▶ EXERCISE GOAL: Identify the lines that contain the string "résolution" and copy all of them.

─── ENTRIES SHOWN ───

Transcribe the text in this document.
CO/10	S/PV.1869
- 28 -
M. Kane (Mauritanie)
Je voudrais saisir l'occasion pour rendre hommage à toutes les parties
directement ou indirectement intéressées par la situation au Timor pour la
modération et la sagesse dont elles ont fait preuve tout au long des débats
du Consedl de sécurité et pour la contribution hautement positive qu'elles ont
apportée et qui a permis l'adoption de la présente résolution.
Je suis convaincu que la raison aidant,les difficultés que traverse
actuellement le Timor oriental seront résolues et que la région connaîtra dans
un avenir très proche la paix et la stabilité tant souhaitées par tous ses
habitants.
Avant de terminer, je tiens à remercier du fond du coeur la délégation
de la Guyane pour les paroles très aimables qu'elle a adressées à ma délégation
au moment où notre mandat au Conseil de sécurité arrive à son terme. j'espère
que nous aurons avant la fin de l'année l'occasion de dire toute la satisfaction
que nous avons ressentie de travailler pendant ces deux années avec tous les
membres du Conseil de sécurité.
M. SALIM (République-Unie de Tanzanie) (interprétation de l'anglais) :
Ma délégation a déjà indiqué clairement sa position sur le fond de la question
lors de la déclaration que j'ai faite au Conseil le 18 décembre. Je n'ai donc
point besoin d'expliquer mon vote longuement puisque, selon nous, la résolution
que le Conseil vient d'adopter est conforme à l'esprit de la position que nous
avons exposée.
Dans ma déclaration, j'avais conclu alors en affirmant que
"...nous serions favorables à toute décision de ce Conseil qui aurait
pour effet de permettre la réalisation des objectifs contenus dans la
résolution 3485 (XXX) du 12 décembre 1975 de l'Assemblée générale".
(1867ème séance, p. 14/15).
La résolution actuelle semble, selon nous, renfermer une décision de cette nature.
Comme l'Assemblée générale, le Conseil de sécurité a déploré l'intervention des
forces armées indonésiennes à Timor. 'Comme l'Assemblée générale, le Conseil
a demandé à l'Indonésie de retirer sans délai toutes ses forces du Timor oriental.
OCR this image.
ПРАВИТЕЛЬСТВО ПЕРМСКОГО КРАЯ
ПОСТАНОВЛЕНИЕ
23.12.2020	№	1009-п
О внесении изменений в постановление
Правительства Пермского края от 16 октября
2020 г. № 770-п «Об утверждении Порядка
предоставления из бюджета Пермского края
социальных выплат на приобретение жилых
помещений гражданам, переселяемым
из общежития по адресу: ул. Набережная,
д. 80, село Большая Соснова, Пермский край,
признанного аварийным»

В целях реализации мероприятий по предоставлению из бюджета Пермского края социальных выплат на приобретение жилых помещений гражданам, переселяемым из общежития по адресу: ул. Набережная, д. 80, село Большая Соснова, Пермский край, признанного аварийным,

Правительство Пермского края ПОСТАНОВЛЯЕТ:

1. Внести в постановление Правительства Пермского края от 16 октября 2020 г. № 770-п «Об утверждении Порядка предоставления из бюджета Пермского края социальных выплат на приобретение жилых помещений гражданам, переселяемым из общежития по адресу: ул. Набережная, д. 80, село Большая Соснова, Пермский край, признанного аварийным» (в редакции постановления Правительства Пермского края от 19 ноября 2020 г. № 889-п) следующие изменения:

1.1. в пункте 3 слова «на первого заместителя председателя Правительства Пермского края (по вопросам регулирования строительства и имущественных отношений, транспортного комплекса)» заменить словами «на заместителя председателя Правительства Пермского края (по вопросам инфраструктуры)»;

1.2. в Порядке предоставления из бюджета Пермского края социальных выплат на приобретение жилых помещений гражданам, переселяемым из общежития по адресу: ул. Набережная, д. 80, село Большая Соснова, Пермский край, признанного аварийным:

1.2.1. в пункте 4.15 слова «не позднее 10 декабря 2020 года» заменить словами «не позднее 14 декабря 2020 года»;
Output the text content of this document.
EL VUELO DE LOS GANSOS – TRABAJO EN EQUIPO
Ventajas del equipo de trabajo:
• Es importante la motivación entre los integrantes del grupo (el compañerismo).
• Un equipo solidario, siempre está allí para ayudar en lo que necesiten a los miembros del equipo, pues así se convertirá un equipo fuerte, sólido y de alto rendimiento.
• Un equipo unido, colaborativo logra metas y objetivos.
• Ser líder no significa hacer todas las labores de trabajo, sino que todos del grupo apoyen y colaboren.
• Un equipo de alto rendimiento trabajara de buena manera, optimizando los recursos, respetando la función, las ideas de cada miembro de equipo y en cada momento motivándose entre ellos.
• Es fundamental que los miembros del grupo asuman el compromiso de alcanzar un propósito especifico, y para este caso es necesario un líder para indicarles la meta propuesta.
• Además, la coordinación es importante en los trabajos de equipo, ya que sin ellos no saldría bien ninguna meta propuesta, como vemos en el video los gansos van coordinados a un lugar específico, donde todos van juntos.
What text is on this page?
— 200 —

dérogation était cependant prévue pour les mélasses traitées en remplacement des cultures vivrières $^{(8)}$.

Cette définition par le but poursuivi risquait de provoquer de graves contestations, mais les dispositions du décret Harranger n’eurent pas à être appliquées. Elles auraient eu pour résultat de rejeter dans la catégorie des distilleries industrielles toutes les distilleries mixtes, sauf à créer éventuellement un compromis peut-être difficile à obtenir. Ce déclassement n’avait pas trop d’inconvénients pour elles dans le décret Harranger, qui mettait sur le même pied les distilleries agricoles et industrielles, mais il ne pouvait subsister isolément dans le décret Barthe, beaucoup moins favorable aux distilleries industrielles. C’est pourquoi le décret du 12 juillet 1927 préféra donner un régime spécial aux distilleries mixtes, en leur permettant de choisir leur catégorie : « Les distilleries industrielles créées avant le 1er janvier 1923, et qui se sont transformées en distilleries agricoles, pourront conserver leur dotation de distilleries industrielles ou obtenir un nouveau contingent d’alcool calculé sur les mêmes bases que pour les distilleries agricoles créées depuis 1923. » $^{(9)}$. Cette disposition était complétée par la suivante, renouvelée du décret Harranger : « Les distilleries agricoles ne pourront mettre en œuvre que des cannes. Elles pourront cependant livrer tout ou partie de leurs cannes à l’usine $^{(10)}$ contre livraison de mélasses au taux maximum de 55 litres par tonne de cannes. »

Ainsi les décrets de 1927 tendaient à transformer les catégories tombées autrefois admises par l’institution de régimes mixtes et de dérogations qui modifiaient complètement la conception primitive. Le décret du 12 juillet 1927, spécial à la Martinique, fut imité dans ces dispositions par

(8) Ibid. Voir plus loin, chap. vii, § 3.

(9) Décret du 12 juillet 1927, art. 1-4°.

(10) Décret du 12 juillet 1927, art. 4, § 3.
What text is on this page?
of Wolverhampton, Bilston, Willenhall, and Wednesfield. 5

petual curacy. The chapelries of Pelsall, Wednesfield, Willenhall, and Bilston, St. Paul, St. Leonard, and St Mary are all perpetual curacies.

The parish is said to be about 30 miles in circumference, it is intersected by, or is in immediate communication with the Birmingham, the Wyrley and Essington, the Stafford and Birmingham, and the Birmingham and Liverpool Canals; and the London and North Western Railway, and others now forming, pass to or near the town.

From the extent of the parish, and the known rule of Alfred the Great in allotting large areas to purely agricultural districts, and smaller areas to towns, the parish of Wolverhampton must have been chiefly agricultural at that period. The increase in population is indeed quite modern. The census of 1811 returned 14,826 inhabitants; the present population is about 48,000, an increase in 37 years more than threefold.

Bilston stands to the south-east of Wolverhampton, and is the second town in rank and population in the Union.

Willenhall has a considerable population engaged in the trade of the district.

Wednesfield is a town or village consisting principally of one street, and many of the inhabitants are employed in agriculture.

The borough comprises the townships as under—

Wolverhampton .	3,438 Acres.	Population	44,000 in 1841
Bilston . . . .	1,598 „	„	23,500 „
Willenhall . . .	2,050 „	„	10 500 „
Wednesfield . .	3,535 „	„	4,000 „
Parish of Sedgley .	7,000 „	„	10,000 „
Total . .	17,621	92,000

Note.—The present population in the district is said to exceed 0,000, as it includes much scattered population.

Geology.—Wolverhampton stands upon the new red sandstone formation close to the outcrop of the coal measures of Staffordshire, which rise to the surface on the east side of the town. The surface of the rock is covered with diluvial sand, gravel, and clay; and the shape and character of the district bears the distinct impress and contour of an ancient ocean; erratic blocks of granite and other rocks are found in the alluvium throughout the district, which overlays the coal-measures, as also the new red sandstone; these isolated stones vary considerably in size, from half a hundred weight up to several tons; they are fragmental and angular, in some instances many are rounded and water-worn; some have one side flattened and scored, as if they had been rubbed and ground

───

▶ COMPLETED TASK:
apportée et qui a permis l'adoption de la présente résolution.
point besoin d'expliquer mon vote longuement puisque, selon nous, la résolution
résolution 3485 (XXX) du 12 décembre 1975 de l'Assemblée générale".
La résolution actuelle semble, selon nous, renfermer une décision de cette nature.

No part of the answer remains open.